— START Given information —
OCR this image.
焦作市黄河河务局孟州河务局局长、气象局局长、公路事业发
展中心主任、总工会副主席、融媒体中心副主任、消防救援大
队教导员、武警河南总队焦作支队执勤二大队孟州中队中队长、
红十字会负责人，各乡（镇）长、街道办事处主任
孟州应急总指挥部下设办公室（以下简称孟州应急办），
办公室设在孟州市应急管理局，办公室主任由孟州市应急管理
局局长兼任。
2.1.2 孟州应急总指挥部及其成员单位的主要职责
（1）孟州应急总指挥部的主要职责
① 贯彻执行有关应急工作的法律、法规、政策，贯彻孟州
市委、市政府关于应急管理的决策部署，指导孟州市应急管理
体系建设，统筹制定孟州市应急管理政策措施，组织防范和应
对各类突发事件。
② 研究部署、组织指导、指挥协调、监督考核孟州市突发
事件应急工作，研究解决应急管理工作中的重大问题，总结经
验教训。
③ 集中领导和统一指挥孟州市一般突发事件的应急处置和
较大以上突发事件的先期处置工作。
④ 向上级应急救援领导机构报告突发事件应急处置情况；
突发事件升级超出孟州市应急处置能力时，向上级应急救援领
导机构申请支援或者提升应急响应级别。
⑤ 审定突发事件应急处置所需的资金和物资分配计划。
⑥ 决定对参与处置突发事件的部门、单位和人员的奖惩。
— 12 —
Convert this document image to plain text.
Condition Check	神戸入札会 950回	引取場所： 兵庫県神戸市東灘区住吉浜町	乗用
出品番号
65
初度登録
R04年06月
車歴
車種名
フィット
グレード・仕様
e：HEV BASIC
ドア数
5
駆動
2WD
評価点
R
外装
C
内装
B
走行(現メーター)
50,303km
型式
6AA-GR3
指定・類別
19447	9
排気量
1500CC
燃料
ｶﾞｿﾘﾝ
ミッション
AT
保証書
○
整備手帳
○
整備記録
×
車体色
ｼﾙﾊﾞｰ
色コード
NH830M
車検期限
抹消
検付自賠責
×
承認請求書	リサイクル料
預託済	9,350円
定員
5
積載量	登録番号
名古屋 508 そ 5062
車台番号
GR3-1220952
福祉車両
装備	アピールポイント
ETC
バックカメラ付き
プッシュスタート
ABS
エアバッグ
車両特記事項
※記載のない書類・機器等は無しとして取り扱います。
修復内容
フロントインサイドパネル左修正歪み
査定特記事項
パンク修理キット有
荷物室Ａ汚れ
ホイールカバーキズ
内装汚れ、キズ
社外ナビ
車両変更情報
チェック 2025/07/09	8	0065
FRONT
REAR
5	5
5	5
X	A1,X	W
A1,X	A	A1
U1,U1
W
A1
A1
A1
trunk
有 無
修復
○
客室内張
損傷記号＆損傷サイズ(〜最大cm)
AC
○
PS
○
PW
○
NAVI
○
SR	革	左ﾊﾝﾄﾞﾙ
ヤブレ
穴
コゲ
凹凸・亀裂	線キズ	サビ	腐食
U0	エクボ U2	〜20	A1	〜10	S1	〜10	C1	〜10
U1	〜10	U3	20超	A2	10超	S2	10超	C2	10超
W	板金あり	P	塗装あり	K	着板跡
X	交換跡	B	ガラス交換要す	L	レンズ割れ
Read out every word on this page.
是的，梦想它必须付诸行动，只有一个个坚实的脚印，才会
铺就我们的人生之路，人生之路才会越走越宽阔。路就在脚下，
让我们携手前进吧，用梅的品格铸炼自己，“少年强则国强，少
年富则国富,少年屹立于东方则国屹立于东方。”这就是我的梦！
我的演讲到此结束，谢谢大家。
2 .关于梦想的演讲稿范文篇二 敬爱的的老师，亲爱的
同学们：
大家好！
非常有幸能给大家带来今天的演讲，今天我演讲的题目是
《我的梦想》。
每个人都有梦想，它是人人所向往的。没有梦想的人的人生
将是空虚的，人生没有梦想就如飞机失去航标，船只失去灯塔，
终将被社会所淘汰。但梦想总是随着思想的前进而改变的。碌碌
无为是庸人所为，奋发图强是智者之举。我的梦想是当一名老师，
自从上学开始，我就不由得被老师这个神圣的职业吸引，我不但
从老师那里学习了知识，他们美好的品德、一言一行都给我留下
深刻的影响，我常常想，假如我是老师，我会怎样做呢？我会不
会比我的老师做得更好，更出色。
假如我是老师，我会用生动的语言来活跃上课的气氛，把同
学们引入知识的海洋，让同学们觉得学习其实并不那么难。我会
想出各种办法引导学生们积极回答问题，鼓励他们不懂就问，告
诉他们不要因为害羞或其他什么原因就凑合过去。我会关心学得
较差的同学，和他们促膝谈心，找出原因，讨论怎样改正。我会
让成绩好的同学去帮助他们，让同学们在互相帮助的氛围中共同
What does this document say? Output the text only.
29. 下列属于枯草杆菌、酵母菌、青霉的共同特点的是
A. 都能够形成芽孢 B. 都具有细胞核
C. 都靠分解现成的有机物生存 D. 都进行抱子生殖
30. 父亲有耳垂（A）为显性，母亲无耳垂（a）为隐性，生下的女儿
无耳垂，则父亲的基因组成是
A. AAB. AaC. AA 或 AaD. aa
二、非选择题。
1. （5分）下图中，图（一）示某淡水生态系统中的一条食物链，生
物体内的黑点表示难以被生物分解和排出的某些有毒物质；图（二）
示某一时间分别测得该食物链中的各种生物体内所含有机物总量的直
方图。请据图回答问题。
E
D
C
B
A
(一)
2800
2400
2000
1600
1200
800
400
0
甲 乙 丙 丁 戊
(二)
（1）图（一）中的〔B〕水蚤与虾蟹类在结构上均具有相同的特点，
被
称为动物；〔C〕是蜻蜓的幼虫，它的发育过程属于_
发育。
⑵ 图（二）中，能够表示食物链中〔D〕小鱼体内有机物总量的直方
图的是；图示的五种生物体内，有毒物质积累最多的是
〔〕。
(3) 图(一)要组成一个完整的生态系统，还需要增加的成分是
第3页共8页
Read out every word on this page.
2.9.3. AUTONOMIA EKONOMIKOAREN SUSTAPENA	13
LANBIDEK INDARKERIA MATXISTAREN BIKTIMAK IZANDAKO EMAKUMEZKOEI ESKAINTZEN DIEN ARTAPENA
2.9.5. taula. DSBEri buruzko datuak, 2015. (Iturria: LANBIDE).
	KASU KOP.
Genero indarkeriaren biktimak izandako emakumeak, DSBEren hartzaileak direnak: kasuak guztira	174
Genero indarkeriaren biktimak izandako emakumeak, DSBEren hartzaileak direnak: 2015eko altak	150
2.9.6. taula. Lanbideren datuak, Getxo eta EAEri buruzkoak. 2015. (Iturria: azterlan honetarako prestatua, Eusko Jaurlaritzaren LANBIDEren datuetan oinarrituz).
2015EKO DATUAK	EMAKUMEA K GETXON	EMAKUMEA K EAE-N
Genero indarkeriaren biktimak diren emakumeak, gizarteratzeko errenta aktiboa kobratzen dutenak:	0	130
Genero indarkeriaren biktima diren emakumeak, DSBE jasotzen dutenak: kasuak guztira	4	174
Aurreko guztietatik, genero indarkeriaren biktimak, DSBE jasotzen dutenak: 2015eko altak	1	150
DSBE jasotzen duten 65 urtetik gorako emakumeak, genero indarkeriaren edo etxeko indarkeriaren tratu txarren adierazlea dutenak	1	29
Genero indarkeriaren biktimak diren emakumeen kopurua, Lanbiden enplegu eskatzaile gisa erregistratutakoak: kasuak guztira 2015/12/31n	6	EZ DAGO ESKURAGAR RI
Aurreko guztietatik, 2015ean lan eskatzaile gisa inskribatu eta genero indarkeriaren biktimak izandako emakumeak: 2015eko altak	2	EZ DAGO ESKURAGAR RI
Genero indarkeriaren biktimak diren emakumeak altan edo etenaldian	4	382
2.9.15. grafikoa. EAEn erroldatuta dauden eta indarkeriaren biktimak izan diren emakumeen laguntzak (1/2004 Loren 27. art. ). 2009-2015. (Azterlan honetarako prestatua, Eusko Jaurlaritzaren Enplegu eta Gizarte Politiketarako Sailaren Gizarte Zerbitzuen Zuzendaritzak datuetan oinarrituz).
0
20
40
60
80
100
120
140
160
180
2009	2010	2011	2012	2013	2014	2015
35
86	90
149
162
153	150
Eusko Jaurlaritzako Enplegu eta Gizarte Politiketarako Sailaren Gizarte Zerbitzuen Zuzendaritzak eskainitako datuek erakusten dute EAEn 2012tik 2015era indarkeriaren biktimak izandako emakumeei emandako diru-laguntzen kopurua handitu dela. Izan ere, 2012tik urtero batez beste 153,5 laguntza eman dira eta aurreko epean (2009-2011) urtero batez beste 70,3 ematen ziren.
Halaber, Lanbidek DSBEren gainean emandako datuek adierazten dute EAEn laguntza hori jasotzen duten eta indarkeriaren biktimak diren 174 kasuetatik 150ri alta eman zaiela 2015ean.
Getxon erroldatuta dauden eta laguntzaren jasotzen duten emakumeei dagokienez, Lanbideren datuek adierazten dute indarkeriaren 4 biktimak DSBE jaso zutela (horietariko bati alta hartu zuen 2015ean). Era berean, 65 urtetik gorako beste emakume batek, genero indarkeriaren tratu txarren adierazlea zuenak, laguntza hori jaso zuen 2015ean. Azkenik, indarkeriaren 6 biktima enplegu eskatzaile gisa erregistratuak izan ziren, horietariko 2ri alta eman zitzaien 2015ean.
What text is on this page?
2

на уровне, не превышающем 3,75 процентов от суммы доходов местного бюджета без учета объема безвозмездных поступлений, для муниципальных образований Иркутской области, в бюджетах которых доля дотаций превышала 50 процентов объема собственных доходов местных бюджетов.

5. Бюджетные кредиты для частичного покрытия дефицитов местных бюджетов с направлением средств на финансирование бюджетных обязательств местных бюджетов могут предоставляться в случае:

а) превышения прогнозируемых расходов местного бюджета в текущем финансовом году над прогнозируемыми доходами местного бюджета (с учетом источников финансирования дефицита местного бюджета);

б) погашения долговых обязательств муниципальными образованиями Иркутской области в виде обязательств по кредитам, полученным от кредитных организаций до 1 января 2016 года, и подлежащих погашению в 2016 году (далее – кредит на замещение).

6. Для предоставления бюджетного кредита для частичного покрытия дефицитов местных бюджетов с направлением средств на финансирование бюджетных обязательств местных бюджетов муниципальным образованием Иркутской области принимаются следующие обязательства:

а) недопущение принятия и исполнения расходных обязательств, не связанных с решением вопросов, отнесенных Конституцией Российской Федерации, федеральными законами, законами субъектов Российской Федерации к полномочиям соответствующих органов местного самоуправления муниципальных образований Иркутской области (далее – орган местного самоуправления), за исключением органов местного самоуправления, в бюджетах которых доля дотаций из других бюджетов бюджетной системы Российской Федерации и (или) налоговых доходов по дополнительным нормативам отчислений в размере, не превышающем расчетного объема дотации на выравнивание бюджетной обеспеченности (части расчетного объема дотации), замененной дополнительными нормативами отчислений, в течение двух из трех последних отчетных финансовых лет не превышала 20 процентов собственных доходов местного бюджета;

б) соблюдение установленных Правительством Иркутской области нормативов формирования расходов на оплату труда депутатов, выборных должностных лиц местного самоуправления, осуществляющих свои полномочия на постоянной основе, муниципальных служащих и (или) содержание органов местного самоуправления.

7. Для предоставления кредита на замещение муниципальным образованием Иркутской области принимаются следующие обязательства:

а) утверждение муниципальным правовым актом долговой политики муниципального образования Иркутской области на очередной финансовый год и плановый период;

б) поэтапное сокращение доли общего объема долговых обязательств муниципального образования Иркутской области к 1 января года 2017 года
— END Given information —
### Exercise details
Using the entries above, state how many lines include the word "txarren", with no other words.

### Correct response
2